■ **Written instruction**
Return the records in full, exactly as given.
▼▼▼
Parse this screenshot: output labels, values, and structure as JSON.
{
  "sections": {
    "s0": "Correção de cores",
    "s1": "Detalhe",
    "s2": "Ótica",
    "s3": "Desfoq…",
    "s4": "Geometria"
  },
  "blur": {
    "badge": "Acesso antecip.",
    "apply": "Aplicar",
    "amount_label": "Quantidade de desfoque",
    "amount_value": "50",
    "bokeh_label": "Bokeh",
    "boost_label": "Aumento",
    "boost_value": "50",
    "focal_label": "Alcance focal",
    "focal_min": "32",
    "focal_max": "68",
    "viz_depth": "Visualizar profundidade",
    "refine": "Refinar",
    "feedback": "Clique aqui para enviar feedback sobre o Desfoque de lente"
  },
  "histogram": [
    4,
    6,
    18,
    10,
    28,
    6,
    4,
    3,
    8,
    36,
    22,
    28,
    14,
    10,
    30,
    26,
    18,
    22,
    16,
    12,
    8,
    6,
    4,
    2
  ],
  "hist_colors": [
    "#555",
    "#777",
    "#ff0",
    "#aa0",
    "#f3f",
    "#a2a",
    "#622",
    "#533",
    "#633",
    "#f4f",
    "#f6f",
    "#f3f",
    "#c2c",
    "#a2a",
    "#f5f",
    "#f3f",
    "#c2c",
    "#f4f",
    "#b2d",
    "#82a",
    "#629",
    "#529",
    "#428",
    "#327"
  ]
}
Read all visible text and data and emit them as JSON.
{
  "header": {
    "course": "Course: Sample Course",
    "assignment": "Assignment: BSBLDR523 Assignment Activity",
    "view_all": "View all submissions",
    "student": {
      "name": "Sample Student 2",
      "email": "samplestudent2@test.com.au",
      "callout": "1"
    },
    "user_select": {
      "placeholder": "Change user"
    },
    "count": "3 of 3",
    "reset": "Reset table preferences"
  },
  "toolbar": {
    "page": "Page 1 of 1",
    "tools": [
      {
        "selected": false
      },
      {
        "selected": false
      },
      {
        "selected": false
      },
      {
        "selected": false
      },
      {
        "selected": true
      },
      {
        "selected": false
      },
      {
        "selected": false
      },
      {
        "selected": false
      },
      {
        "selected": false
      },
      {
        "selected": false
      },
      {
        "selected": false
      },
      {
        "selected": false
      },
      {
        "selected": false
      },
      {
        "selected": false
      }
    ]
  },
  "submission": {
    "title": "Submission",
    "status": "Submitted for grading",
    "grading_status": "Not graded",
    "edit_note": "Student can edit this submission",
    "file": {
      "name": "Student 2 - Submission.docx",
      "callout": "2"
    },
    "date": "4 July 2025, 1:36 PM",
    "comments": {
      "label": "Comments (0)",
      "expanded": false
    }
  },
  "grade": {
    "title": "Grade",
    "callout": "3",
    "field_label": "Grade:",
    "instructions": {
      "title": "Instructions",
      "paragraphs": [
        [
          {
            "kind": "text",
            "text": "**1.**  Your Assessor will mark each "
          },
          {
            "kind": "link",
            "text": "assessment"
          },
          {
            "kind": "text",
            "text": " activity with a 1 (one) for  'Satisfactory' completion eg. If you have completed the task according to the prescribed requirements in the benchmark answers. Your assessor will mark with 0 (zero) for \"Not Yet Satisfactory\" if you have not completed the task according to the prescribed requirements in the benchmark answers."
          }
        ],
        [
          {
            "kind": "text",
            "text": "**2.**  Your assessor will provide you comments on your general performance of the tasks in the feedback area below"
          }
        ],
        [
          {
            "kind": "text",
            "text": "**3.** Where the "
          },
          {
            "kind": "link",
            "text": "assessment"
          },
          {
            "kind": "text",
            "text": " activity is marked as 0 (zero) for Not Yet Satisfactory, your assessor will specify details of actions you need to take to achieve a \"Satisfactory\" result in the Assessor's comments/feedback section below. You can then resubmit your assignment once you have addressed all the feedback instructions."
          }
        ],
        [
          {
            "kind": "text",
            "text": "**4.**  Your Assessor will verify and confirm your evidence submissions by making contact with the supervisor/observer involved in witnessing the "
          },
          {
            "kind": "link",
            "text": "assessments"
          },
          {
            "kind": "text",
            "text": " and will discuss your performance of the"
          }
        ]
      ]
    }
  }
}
▲▲▲
■ **Finished task**
Parse this screenshot: output labels, values, and structure as JSON.
{
  "sections": {
    "s0": "Correção de cores",
    "s1": "Detalhe",
    "s2": "Ótica",
    "s3": "Desfoq…",
    "s4": "Geometria"
  },
  "blur": {
    "badge": "Acesso antecip.",
    "apply": "Aplicar",
    "amount_label": "Quantidade de desfoque",
    "amount_value": "50",
    "bokeh_label": "Bokeh",
    "boost_label": "Aumento",
    "boost_value": "50",
    "focal_label": "Alcance focal",
    "focal_min": "32",
    "focal_max": "68",
    "viz_depth": "Visualizar profundidade",
    "refine": "Refinar",
    "feedback": "Clique aqui para enviar feedback sobre o Desfoque de lente"
  },
  "histogram": [
    4,
    6,
    18,
    10,
    28,
    6,
    4,
    3,
    8,
    36,
    22,
    28,
    14,
    10,
    30,
    26,
    18,
    22,
    16,
    12,
    8,
    6,
    4,
    2
  ],
  "hist_colors": [
    "#555",
    "#777",
    "#ff0",
    "#aa0",
    "#f3f",
    "#a2a",
    "#622",
    "#533",
    "#633",
    "#f4f",
    "#f6f",
    "#f3f",
    "#c2c",
    "#a2a",
    "#f5f",
    "#f3f",
    "#c2c",
    "#f4f",
    "#b2d",
    "#82a",
    "#629",
    "#529",
    "#428",
    "#327"
  ]
}
Read all visible text and data and emit them as JSON.
{
  "header": {
    "course": "Course: Sample Course",
    "assignment": "Assignment: BSBLDR523 Assignment Activity",
    "view_all": "View all submissions",
    "student": {
      "name": "Sample Student 2",
      "email": "samplestudent2@test.com.au",
      "callout": "1"
    },
    "user_select": {
      "placeholder": "Change user"
    },
    "count": "3 of 3",
    "reset": "Reset table preferences"
  },
  "toolbar": {
    "page": "Page 1 of 1",
    "tools": [
      {
        "selected": false
      },
      {
        "selected": false
      },
      {
        "selected": false
      },
      {
        "selected": false
      },
      {
        "selected": true
      },
      {
        "selected": false
      },
      {
        "selected": false
      },
      {
        "selected": false
      },
      {
        "selected": false
      },
      {
        "selected": false
      },
      {
        "selected": false
      },
      {
        "selected": false
      },
      {
        "selected": false
      },
      {
        "selected": false
      }
    ]
  },
  "submission": {
    "title": "Submission",
    "status": "Submitted for grading",
    "grading_status": "Not graded",
    "edit_note": "Student can edit this submission",
    "file": {
      "name": "Student 2 - Submission.docx",
      "callout": "2"
    },
    "date": "4 July 2025, 1:36 PM",
    "comments": {
      "label": "Comments (0)",
      "expanded": false
    }
  },
  "grade": {
    "title": "Grade",
    "callout": "3",
    "field_label": "Grade:",
    "instructions": {
      "title": "Instructions",
      "paragraphs": [
        [
          {
            "kind": "text",
            "text": "**1.**  Your Assessor will mark each "
          },
          {
            "kind": "link",
            "text": "assessment"
          },
          {
            "kind": "text",
            "text": " activity with a 1 (one) for  'Satisfactory' completion eg. If you have completed the task according to the prescribed requirements in the benchmark answers. Your assessor will mark with 0 (zero) for \"Not Yet Satisfactory\" if you have not completed the task according to the prescribed requirements in the benchmark answers."
          }
        ],
        [
          {
            "kind": "text",
            "text": "**2.**  Your assessor will provide you comments on your general performance of the tasks in the feedback area below"
          }
        ],
        [
          {
            "kind": "text",
            "text": "**3.** Where the "
          },
          {
            "kind": "link",
            "text": "assessment"
          },
          {
            "kind": "text",
            "text": " activity is marked as 0 (zero) for Not Yet Satisfactory, your assessor will specify details of actions you need to take to achieve a \"Satisfactory\" result in the Assessor's comments/feedback section below. You can then resubmit your assignment once you have addressed all the feedback instructions."
          }
        ],
        [
          {
            "kind": "text",
            "text": "**4.**  Your Assessor will verify and confirm your evidence submissions by making contact with the supervisor/observer involved in witnessing the "
          },
          {
            "kind": "link",
            "text": "assessments"
          },
          {
            "kind": "text",
            "text": " and will discuss your performance of the"
          }
        ]
      ]
    }
  }
}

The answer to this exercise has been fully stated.